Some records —
==================================================

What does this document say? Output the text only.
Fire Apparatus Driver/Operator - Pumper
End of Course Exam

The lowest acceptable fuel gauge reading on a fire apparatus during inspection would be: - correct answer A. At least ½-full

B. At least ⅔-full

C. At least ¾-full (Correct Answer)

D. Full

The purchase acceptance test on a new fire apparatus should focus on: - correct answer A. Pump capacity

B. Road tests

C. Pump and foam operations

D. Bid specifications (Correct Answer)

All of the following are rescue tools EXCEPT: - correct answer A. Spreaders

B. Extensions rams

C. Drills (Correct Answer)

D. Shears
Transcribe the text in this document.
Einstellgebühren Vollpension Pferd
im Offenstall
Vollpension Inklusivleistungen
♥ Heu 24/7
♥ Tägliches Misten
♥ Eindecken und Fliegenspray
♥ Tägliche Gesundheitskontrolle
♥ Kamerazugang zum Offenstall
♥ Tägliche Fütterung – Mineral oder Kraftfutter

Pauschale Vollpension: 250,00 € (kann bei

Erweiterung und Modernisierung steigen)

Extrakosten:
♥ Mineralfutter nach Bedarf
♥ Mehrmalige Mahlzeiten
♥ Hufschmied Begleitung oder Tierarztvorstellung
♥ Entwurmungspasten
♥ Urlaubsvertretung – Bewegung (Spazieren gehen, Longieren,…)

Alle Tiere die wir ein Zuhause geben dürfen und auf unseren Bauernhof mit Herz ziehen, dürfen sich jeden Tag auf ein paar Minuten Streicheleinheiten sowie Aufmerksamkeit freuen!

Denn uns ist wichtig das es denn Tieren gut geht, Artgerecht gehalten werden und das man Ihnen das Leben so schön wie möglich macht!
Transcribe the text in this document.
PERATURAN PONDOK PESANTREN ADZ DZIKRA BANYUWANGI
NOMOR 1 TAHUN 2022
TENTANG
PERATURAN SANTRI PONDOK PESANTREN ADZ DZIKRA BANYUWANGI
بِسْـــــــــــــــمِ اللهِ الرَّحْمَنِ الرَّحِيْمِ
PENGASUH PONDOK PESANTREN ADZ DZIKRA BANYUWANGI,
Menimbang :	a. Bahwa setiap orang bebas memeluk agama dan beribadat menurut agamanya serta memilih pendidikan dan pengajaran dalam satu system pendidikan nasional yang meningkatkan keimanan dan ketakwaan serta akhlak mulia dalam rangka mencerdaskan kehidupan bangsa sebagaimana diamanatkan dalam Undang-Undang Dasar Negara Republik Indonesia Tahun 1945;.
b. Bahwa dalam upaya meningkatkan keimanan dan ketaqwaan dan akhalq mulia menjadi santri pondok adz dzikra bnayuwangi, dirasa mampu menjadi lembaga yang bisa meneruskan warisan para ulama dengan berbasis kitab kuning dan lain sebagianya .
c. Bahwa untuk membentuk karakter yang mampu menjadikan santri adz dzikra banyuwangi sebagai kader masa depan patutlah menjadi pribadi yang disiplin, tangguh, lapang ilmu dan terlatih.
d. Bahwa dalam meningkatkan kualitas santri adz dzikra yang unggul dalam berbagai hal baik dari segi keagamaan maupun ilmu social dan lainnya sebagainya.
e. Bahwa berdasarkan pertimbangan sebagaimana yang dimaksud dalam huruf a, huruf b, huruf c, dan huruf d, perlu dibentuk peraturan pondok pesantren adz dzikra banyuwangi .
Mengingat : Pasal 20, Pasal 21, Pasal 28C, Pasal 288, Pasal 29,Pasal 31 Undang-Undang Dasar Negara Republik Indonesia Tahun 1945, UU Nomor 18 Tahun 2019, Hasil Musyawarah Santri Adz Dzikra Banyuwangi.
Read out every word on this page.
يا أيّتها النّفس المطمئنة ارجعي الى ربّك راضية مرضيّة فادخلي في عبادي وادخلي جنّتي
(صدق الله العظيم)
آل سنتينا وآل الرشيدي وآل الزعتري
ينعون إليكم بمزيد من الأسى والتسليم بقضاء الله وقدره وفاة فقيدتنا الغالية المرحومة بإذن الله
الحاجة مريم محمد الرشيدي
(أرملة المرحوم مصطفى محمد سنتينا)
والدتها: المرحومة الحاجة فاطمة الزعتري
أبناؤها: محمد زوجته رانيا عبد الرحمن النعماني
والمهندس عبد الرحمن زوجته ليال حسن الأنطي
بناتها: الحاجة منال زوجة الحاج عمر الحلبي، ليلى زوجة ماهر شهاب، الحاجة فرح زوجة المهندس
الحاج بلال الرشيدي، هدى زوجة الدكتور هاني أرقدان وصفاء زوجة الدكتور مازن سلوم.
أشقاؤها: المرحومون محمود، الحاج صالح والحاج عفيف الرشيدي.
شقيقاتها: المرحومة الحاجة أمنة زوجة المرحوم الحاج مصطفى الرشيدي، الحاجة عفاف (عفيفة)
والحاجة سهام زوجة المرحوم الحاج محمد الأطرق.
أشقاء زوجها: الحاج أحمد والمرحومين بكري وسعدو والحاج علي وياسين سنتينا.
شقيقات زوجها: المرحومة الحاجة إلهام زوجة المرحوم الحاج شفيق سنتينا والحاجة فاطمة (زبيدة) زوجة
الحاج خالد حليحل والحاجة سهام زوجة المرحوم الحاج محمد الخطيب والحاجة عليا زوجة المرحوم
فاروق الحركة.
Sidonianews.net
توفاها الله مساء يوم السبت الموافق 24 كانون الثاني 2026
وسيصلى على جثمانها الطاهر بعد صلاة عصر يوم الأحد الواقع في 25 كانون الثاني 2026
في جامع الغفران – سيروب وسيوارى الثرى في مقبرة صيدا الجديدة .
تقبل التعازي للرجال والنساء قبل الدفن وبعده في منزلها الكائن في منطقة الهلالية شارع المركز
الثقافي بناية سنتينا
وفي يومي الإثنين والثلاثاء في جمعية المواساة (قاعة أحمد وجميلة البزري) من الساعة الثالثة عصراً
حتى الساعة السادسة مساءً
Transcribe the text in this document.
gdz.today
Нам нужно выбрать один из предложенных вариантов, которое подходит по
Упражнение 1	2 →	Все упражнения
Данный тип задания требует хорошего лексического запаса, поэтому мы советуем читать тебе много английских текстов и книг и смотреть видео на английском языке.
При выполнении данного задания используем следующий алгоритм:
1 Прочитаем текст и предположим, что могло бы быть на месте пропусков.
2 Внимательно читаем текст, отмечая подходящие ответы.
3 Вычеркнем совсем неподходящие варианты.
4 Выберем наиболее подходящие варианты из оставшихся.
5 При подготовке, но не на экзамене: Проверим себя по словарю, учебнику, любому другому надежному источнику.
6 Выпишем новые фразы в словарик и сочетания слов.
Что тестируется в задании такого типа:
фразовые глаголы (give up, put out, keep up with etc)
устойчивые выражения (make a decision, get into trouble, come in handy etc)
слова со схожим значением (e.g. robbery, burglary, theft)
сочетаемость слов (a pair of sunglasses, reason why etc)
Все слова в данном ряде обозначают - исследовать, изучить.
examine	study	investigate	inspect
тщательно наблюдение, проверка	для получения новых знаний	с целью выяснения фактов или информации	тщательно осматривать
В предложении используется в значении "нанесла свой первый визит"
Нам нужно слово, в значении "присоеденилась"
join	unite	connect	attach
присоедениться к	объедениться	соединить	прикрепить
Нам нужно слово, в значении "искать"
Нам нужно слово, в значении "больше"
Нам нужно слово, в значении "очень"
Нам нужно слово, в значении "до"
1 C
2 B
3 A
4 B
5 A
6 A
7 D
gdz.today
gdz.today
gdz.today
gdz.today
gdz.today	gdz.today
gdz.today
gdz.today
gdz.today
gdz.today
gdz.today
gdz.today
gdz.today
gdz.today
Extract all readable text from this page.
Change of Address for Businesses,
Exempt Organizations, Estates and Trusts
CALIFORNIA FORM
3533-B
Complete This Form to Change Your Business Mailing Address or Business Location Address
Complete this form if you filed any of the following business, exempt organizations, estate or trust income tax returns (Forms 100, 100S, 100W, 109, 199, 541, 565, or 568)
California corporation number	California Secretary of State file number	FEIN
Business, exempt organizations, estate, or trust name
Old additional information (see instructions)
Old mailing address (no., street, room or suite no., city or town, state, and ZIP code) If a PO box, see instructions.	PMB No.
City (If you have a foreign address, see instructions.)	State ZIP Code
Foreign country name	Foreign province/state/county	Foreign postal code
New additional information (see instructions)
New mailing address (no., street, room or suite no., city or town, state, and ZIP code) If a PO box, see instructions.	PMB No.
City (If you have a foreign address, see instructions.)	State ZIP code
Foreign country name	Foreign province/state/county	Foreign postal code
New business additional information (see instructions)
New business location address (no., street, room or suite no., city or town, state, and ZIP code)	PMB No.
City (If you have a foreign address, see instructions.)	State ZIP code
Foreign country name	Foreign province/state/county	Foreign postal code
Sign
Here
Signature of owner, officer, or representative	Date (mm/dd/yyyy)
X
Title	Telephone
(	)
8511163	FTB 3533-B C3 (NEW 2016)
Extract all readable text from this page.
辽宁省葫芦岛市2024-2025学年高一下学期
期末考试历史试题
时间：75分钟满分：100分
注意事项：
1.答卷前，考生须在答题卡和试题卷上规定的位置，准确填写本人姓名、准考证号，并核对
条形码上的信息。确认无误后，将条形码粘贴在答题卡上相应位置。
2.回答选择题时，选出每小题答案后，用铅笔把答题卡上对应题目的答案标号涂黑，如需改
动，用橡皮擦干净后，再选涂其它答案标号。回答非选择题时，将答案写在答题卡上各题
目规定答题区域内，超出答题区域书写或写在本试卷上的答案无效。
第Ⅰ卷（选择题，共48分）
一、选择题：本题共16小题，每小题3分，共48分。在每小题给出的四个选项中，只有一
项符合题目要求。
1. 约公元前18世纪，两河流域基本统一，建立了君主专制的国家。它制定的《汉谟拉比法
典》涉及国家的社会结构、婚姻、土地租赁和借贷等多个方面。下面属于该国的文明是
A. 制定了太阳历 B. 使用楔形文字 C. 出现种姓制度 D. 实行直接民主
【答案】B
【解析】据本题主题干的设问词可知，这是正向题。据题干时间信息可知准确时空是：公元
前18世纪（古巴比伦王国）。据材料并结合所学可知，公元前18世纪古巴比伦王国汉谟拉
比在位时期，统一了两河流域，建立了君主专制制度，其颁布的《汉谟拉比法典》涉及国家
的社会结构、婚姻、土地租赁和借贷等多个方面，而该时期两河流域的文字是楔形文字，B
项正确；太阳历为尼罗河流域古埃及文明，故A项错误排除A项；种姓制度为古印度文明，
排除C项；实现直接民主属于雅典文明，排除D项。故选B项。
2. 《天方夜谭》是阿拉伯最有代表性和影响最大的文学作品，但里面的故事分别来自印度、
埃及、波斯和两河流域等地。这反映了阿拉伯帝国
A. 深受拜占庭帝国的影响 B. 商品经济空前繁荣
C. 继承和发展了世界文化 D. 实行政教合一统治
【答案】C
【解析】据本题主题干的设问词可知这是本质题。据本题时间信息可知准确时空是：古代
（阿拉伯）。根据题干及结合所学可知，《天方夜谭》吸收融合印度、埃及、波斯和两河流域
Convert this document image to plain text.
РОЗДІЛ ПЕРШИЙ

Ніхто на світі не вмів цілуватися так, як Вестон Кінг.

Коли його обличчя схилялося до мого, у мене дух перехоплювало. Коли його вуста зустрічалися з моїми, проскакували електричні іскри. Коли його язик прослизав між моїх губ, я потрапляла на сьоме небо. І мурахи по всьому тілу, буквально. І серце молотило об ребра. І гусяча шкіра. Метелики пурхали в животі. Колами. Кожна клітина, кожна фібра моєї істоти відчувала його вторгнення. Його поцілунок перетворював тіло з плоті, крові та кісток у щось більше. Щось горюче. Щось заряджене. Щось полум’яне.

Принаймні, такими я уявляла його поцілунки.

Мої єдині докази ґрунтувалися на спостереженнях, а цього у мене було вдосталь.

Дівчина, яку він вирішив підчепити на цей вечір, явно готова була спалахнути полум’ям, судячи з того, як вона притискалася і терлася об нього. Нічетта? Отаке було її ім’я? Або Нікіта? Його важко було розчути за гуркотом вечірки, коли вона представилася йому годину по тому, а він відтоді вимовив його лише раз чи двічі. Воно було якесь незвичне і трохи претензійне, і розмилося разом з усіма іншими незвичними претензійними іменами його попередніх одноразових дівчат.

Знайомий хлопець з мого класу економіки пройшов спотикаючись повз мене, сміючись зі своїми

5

==================================================

THE PROBLEM —
Go through the listing above and pull out each line containing the word "мого".

EXERCISE RESULT —
Коли його обличчя схилялося до мого, у мене дух перехоплювало. Коли його вуста зустрічалися з моїми, проскакували електричні іскри. Коли його язик прослизав між моїх губ, я потрапляла на сьоме небо. І мурахи по всьому тілу, буквально. І серце молотило об ребра. І гусяча шкіра. Метелики пурхали в животі. Колами. Кожна клітина, кожна фібра моєї істоти відчувала його вторгнення. Його поцілунок перетворював тіло з плоті, крові та кісток у щось більше. Щось горюче. Щось заряджене. Щось полум’яне.
Знайомий хлопець з мого класу економіки пройшов спотикаючись повз мене, сміючись зі своїми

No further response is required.